[Stored entries]
-*-
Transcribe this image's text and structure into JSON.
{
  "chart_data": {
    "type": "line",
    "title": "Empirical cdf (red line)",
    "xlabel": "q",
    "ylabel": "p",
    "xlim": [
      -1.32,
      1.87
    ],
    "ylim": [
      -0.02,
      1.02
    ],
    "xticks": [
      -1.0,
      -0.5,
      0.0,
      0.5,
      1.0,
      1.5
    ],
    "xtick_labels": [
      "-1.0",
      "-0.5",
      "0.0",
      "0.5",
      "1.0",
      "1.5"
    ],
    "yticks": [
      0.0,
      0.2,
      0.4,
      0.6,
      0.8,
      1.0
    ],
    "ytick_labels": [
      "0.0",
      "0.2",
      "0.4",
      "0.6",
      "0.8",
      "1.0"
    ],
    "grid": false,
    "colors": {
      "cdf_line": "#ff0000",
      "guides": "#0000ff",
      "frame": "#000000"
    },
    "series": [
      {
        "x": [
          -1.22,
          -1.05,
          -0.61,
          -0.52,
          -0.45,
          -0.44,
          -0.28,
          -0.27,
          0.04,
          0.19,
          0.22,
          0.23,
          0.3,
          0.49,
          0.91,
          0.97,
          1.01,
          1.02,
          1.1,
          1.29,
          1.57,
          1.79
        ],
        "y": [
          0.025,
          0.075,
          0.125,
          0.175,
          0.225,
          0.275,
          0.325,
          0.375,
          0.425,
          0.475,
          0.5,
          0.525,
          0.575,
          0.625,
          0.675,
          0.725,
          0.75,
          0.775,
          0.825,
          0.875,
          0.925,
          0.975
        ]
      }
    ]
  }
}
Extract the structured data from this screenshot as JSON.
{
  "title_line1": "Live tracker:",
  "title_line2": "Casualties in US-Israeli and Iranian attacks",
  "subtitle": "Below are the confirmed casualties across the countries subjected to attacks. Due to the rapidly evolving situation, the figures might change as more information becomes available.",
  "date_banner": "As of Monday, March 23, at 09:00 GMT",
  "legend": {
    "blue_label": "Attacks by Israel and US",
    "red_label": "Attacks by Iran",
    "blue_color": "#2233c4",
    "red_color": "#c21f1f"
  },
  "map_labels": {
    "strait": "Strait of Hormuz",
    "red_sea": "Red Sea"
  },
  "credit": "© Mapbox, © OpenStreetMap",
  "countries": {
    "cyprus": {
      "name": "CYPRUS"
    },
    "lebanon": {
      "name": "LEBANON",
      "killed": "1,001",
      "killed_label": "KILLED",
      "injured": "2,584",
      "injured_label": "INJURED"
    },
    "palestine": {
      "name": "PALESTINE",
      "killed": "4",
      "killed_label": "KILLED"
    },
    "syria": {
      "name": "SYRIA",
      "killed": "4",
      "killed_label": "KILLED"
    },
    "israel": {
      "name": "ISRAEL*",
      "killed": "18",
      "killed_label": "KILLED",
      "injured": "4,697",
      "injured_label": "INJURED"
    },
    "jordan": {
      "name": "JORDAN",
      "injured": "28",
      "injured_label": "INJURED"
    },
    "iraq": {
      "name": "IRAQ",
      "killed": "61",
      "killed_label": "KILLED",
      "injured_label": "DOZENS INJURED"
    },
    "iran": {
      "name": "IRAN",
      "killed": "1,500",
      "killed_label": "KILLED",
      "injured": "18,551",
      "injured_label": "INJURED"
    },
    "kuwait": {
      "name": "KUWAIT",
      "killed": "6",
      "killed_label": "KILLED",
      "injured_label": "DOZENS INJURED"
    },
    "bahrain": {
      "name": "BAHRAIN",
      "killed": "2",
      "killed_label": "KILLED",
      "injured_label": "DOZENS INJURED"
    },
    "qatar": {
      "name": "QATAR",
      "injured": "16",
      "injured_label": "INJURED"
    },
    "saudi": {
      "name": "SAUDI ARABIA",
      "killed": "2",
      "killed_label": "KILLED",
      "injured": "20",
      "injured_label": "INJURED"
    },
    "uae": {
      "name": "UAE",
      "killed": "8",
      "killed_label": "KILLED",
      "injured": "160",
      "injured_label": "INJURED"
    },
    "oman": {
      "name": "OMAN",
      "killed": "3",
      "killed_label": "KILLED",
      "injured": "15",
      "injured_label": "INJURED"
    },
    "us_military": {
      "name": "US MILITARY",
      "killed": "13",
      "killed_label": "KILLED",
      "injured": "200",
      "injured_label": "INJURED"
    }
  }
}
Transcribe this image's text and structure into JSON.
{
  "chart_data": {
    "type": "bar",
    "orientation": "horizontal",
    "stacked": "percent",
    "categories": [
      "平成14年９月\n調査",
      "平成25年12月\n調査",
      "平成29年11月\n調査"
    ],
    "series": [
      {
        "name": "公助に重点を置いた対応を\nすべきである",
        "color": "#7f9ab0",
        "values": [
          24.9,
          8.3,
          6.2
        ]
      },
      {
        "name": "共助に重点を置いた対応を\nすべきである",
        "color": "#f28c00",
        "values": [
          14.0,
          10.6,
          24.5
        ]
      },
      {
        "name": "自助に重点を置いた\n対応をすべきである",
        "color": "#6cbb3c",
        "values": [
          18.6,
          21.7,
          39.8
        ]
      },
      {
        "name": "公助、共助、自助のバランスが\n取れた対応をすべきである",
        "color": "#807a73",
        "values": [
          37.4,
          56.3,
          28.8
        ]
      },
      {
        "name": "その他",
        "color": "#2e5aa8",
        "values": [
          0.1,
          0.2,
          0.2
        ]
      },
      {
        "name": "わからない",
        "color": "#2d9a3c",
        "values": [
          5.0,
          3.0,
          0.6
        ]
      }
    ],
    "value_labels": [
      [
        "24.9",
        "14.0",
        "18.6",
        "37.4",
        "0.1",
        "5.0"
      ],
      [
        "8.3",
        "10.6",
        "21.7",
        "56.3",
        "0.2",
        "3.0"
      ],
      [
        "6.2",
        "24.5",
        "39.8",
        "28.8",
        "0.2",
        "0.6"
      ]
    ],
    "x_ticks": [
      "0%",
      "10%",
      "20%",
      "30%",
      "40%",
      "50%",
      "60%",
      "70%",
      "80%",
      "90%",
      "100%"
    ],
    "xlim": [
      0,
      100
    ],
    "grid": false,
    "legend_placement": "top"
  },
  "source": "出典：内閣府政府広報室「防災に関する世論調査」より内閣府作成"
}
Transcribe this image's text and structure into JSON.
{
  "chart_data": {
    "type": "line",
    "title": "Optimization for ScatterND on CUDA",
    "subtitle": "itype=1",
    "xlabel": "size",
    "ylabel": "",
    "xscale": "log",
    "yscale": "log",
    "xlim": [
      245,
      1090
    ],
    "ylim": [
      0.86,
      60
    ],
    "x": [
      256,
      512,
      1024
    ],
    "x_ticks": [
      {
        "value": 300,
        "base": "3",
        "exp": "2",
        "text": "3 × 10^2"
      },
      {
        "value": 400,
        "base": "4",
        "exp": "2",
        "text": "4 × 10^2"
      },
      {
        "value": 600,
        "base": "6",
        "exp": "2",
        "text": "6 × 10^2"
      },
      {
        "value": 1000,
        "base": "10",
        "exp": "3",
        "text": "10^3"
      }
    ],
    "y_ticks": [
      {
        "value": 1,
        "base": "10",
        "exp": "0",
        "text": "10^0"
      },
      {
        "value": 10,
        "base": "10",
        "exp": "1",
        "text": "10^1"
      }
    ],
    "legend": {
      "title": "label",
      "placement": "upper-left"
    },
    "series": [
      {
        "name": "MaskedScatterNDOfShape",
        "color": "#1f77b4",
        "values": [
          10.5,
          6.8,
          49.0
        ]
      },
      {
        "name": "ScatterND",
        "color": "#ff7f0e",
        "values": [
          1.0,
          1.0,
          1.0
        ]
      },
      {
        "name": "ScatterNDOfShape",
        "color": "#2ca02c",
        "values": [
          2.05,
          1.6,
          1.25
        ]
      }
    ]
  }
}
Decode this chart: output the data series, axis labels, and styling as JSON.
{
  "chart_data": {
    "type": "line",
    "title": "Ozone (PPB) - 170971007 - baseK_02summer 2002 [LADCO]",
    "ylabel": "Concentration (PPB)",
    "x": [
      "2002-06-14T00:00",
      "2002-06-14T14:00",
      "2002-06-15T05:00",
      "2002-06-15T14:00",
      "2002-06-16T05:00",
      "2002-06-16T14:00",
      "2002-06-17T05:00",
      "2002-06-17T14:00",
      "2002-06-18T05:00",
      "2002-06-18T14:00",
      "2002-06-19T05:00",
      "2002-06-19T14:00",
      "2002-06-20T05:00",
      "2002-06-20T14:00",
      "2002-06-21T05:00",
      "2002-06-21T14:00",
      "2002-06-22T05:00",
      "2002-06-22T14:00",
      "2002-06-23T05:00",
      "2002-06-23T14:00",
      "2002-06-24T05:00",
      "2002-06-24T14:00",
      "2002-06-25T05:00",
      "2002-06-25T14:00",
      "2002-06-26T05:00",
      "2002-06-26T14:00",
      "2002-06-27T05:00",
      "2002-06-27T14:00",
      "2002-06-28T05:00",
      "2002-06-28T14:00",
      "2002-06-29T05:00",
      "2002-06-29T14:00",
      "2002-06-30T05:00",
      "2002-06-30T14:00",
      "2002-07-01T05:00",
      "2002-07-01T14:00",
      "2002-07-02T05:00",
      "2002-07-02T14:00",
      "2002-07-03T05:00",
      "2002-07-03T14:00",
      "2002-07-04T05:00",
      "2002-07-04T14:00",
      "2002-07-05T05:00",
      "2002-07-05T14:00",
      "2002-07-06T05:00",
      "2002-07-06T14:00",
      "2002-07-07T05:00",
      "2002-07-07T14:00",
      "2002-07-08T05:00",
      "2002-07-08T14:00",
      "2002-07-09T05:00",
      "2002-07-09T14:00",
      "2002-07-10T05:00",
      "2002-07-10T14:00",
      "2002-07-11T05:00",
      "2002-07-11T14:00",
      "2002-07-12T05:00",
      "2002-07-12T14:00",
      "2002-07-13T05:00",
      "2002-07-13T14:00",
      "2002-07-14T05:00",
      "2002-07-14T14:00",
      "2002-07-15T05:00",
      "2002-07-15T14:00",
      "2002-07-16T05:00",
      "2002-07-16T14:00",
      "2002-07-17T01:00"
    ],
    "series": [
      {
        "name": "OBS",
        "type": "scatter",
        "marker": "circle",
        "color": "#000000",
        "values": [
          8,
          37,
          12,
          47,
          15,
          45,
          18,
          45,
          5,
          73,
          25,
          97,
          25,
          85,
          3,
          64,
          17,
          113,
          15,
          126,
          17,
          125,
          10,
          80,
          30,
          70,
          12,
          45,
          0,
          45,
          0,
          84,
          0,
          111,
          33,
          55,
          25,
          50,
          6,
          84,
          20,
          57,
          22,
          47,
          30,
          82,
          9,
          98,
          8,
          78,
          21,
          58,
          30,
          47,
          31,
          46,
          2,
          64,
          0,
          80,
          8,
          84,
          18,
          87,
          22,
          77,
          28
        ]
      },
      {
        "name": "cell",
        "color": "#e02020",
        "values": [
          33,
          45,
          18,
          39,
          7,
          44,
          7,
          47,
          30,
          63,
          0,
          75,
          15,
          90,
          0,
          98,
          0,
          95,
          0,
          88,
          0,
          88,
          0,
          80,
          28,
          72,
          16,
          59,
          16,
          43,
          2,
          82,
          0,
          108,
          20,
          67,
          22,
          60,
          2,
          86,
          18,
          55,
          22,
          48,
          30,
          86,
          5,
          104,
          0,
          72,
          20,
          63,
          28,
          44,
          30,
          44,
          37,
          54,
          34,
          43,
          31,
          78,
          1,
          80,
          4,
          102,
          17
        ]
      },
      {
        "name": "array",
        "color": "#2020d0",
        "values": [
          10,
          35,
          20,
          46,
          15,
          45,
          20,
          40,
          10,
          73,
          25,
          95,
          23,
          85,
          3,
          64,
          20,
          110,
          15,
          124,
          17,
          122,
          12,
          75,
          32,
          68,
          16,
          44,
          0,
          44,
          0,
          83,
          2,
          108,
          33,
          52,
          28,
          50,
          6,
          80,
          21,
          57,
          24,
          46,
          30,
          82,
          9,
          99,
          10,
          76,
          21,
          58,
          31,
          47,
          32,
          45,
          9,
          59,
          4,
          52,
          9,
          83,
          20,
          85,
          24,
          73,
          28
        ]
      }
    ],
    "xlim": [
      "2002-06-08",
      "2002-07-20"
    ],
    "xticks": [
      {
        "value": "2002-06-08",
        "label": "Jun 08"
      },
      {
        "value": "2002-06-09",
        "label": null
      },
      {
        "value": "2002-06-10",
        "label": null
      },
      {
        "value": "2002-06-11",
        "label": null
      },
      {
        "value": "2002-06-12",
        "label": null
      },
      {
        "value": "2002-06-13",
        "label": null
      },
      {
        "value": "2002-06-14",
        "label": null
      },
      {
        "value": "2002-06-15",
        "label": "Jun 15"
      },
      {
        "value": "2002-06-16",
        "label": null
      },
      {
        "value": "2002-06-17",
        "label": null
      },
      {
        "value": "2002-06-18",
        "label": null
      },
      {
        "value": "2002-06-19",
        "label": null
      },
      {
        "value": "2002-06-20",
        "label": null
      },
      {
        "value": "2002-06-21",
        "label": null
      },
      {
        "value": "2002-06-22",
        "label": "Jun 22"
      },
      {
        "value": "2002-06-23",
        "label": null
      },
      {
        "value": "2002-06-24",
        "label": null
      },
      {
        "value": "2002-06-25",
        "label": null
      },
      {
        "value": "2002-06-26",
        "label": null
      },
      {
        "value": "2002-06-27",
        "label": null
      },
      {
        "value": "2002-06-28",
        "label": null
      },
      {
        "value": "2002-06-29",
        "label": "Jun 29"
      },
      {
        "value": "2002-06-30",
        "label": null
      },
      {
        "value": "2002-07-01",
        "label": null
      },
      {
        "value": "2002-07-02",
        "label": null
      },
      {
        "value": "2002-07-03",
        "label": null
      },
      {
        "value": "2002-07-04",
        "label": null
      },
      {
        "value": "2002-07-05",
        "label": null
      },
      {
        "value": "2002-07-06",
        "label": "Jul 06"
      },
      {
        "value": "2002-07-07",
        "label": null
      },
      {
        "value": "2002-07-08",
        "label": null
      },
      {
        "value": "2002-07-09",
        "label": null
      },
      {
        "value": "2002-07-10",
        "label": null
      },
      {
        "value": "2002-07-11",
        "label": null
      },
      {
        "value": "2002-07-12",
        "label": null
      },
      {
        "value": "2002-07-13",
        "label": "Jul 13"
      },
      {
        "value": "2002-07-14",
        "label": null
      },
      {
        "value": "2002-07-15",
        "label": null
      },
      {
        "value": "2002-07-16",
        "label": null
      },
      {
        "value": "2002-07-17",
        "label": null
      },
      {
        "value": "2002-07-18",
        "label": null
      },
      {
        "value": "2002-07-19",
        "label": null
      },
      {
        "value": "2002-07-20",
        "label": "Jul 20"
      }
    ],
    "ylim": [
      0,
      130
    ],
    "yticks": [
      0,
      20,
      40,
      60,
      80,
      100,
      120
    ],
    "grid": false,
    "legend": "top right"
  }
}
-*-
Gather all the lines that include the word "text" and copy them out.

The reply ▸
Transcribe this image's text and structure into JSON.
Transcribe this image's text and structure into JSON.
Transcribe this image's text and structure into JSON.
        "text": "3 × 10^2"
        "text": "4 × 10^2"
        "text": "6 × 10^2"
        "text": "10^3"
        "text": "10^0"
        "text": "10^1"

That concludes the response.